Copy every line of the entries below word for word, in the same order.

Part of a data file:
* begin *
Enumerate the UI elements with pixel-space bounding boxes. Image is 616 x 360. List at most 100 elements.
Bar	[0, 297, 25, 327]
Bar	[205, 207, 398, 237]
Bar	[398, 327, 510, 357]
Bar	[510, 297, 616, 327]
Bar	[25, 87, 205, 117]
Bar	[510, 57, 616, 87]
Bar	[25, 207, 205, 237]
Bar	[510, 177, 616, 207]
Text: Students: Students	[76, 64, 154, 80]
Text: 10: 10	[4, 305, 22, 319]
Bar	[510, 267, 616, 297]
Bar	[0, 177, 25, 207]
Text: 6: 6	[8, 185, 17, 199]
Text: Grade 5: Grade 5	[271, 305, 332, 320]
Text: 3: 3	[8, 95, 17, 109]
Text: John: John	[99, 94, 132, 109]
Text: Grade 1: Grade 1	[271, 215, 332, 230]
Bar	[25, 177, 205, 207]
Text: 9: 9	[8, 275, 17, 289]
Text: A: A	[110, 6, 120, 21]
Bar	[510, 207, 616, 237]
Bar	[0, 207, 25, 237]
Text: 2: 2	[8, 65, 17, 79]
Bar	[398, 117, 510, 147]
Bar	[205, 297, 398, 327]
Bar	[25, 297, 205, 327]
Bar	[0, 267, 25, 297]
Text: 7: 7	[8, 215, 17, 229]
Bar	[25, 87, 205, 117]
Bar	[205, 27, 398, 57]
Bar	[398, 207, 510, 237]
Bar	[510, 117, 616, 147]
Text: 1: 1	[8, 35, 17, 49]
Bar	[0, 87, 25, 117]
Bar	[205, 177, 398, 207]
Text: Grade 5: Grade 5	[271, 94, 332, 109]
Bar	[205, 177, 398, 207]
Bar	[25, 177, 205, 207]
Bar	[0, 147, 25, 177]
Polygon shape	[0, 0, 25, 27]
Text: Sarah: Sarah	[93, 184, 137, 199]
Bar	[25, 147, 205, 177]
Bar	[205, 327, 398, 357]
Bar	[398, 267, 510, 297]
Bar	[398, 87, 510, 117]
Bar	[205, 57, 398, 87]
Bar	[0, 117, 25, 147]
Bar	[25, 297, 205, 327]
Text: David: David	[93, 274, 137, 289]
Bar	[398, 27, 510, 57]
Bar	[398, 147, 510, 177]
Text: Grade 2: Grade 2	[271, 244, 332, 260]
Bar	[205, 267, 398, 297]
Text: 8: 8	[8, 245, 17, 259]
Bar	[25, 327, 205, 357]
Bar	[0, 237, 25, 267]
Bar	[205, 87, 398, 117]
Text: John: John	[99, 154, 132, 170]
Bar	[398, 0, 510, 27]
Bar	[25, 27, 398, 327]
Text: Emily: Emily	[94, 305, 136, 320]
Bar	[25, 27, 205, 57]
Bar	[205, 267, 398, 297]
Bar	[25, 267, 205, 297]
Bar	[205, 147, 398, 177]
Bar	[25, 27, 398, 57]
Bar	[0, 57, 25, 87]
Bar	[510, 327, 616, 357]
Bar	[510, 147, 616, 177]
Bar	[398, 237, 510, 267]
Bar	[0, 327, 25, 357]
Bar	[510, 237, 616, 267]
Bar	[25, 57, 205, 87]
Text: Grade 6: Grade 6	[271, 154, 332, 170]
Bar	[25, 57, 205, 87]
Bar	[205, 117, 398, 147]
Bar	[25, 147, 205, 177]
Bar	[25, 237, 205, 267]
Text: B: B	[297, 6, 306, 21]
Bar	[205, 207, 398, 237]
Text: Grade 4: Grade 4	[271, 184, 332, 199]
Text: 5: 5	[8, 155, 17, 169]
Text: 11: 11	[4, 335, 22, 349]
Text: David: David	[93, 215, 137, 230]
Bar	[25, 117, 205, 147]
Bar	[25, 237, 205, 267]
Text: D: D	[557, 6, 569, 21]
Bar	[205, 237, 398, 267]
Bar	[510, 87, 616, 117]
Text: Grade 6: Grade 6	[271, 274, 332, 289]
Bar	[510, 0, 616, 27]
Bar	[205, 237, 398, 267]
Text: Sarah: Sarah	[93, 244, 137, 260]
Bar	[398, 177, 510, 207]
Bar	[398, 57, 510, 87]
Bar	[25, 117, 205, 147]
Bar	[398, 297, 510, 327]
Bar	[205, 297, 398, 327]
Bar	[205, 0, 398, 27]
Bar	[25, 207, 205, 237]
* end *
Reply to the exercise:
Enumerate the UI elements with pixel-space bounding boxes. Image is 616 x 360. List at most 100 elements.
Bar	[0, 297, 25, 327]
Bar	[205, 207, 398, 237]
Bar	[398, 327, 510, 357]
Bar	[510, 297, 616, 327]
Bar	[25, 87, 205, 117]
Bar	[510, 57, 616, 87]
Bar	[25, 207, 205, 237]
Bar	[510, 177, 616, 207]
Text: Students: Students	[76, 64, 154, 80]
Text: 10: 10	[4, 305, 22, 319]
Bar	[510, 267, 616, 297]
Bar	[0, 177, 25, 207]
Text: 6: 6	[8, 185, 17, 199]
Text: Grade 5: Grade 5	[271, 305, 332, 320]
Text: 3: 3	[8, 95, 17, 109]
Text: John: John	[99, 94, 132, 109]
Text: Grade 1: Grade 1	[271, 215, 332, 230]
Bar	[25, 177, 205, 207]
Text: 9: 9	[8, 275, 17, 289]
Text: A: A	[110, 6, 120, 21]
Bar	[510, 207, 616, 237]
Bar	[0, 207, 25, 237]
Text: 2: 2	[8, 65, 17, 79]
Bar	[398, 117, 510, 147]
Bar	[205, 297, 398, 327]
Bar	[25, 297, 205, 327]
Bar	[0, 267, 25, 297]
Text: 7: 7	[8, 215, 17, 229]
Bar	[25, 87, 205, 117]
Bar	[205, 27, 398, 57]
Bar	[398, 207, 510, 237]
Bar	[510, 117, 616, 147]
Text: 1: 1	[8, 35, 17, 49]
Bar	[0, 87, 25, 117]
Bar	[205, 177, 398, 207]
Text: Grade 5: Grade 5	[271, 94, 332, 109]
Bar	[205, 177, 398, 207]
Bar	[25, 177, 205, 207]
Bar	[0, 147, 25, 177]
Polygon shape	[0, 0, 25, 27]
Text: Sarah: Sarah	[93, 184, 137, 199]
Bar	[25, 147, 205, 177]
Bar	[205, 327, 398, 357]
Bar	[398, 267, 510, 297]
Bar	[398, 87, 510, 117]
Bar	[205, 57, 398, 87]
Bar	[0, 117, 25, 147]
Bar	[25, 297, 205, 327]
Text: David: David	[93, 274, 137, 289]
Bar	[398, 27, 510, 57]
Bar	[398, 147, 510, 177]
Text: Grade 2: Grade 2	[271, 244, 332, 260]
Bar	[205, 267, 398, 297]
Text: 8: 8	[8, 245, 17, 259]
Bar	[25, 327, 205, 357]
Bar	[0, 237, 25, 267]
Bar	[205, 87, 398, 117]
Text: John: John	[99, 154, 132, 170]
Bar	[398, 0, 510, 27]
Bar	[25, 27, 398, 327]
Text: Emily: Emily	[94, 305, 136, 320]
Bar	[25, 27, 205, 57]
Bar	[205, 267, 398, 297]
Bar	[25, 267, 205, 297]
Bar	[205, 147, 398, 177]
Bar	[25, 27, 398, 57]
Bar	[0, 57, 25, 87]
Bar	[510, 327, 616, 357]
Bar	[510, 147, 616, 177]
Bar	[398, 237, 510, 267]
Bar	[0, 327, 25, 357]
Bar	[510, 237, 616, 267]
Bar	[25, 57, 205, 87]
Text: Grade 6: Grade 6	[271, 154, 332, 170]
Bar	[25, 57, 205, 87]
Bar	[205, 117, 398, 147]
Bar	[25, 147, 205, 177]
Bar	[25, 237, 205, 267]
Text: B: B	[297, 6, 306, 21]
Bar	[205, 207, 398, 237]
Text: Grade 4: Grade 4	[271, 184, 332, 199]
Text: 5: 5	[8, 155, 17, 169]
Text: 11: 11	[4, 335, 22, 349]
Text: David: David	[93, 215, 137, 230]
Bar	[25, 117, 205, 147]
Bar	[25, 237, 205, 267]
Text: D: D	[557, 6, 569, 21]
Bar	[205, 237, 398, 267]
Bar	[510, 87, 616, 117]
Text: Grade 6: Grade 6	[271, 274, 332, 289]
Bar	[510, 0, 616, 27]
Bar	[205, 237, 398, 267]
Text: Sarah: Sarah	[93, 244, 137, 260]
Bar	[398, 177, 510, 207]
Bar	[398, 57, 510, 87]
Bar	[25, 117, 205, 147]
Bar	[398, 297, 510, 327]
Bar	[205, 297, 398, 327]
Bar	[205, 0, 398, 27]
Bar	[25, 207, 205, 237]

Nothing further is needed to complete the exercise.